● EXERCISE DESCRIPTION: From the entries below, copy every line that holds the word "agora".

● MATERIAL FOR THE TASK:

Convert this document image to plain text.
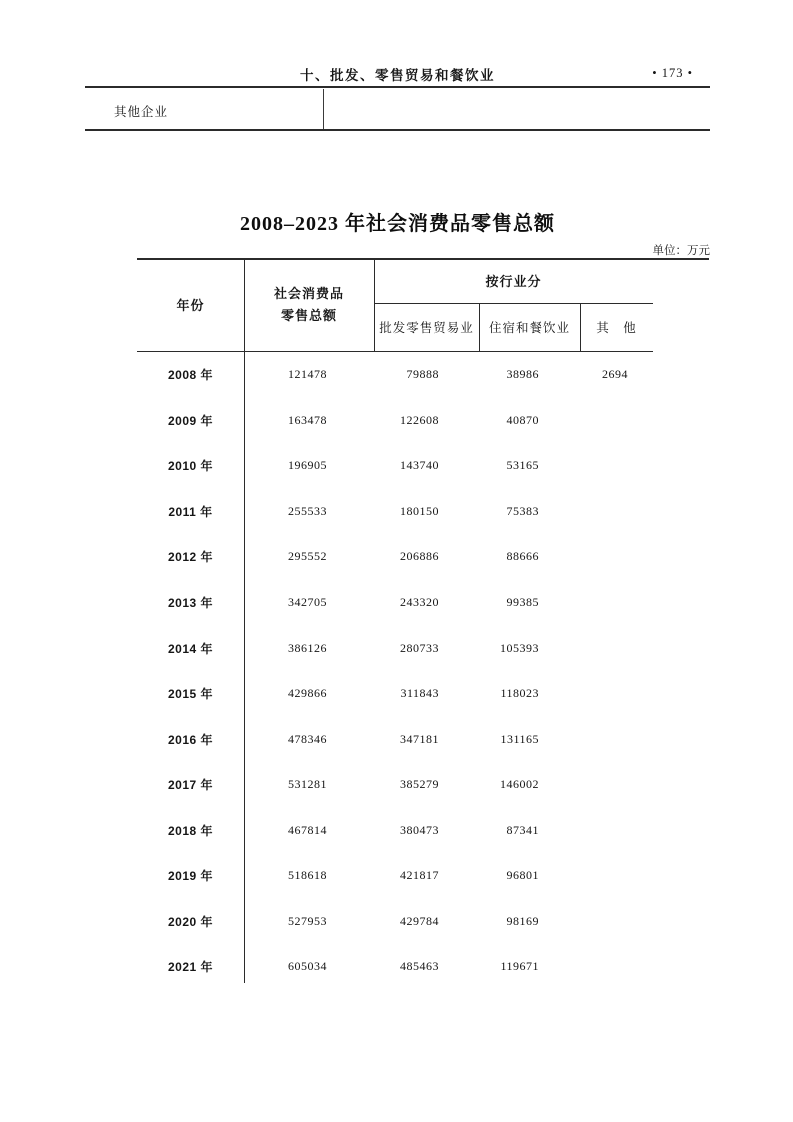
十、批发、零售贸易和餐饮业	• 173 •
其他企业
2008–2023 年社会消费品零售总额
单位：万元
年份
社会消费品
零售总额
按行业分
批发零售贸易业	住宿和餐饮业	其　他
2008 年	121478	79888	38986	2694
2009 年	163478	122608	40870
2010 年	196905	143740	53165
2011 年	255533	180150	75383
2012 年	295552	206886	88666
2013 年	342705	243320	99385
2014 年	386126	280733	105393
2015 年	429866	311843	118023
2016 年	478346	347181	131165
2017 年	531281	385279	146002
2018 年	467814	380473	87341
2019 年	518618	421817	96801
2020 年	527953	429784	98169
2021 年	605034	485463	119671
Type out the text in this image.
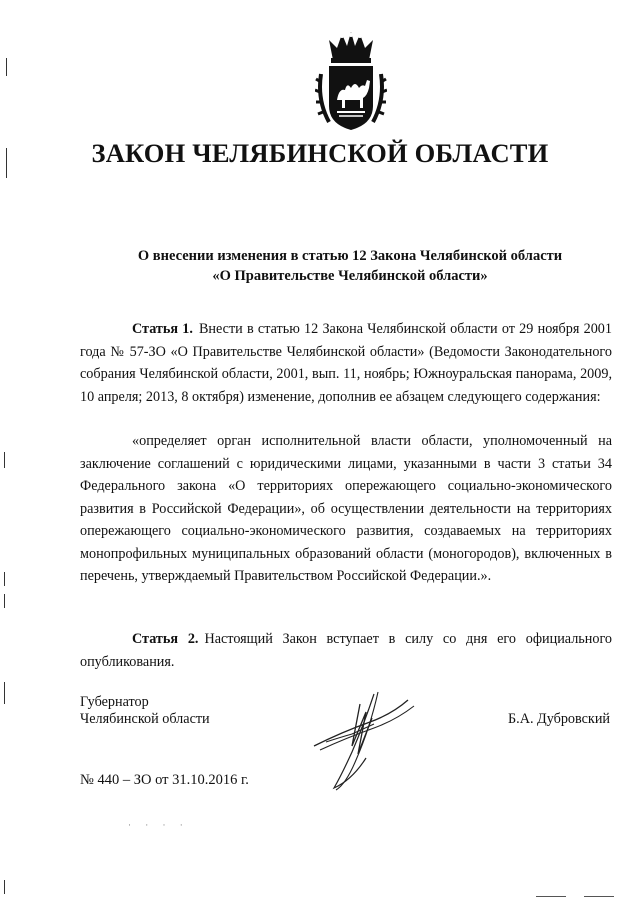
ЗАКОН ЧЕЛЯБИНСКОЙ ОБЛАСТИ
О внесении изменения в статью 12 Закона Челябинской области
«О Правительстве Челябинской области»

Статья 1. Внести в статью 12 Закона Челябинской области от 29 ноября 2001 года № 57-ЗО «О Правительстве Челябинской области» (Ведомости Законодательного собрания Челябинской области, 2001, вып. 11, ноябрь; Южноуральская панорама, 2009, 10 апреля; 2013, 8 октября) изменение, дополнив ее абзацем следующего содержания:

«определяет орган исполнительной власти области, уполномоченный на заключение соглашений с юридическими лицами, указанными в части 3 статьи 34 Федерального закона «О территориях опережающего социально-экономического развития в Российской Федерации», об осуществлении деятельности на территориях опережающего социально-экономического развития, создаваемых на территориях монопрофильных муниципальных образований области (моногородов), включенных в перечень, утверждаемый Правительством Российской Федерации.».

Статья 2. Настоящий Закон вступает в силу со дня его официального опубликования.

Губернатор
Челябинской области	Б.А. Дубровский
№ 440 – ЗО от 31.10.2016 г.
· · · ·
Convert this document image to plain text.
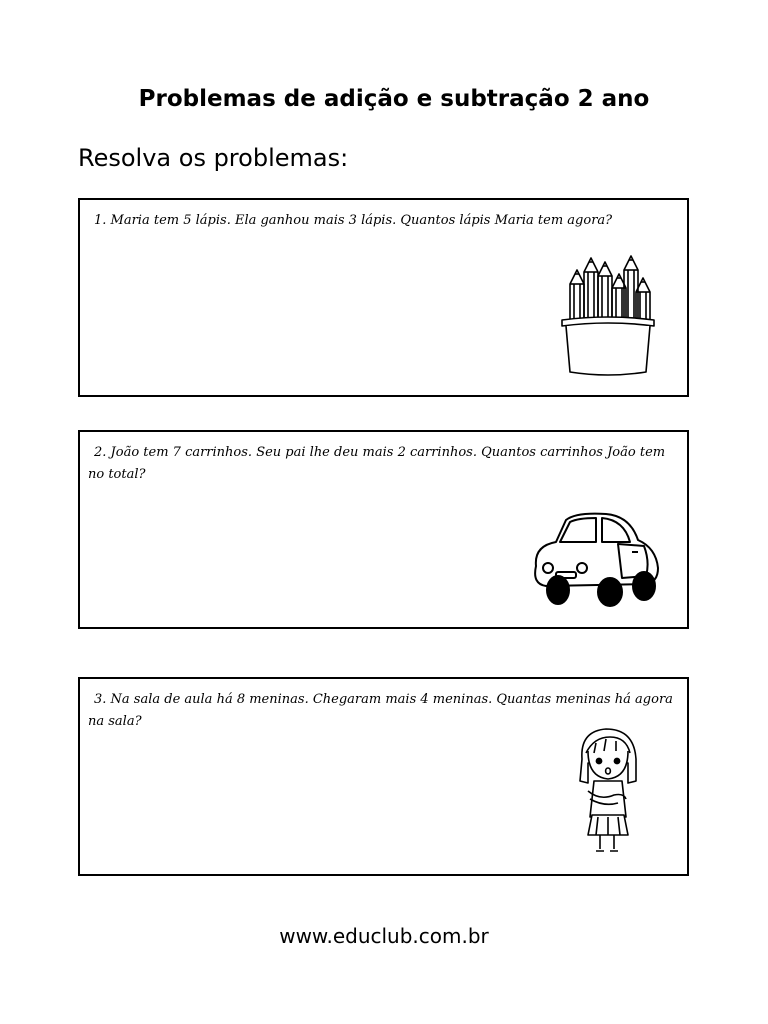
Problemas de adição e subtração 2 ano
Resolva os problemas:
1. Maria tem 5 lápis. Ela ganhou mais 3 lápis. Quantos lápis Maria tem agora?
2. João tem 7 carrinhos. Seu pai lhe deu mais 2 carrinhos. Quantos carrinhos João tem no total?
3. Na sala de aula há 8 meninas. Chegaram mais 4 meninas. Quantas meninas há agora na sala?
www.educlub.com.br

● WRITTEN RESPONSE:
1. Maria tem 5 lápis. Ela ganhou mais 3 lápis. Quantos lápis Maria tem agora?
3. Na sala de aula há 8 meninas. Chegaram mais 4 meninas. Quantas meninas há agora na sala?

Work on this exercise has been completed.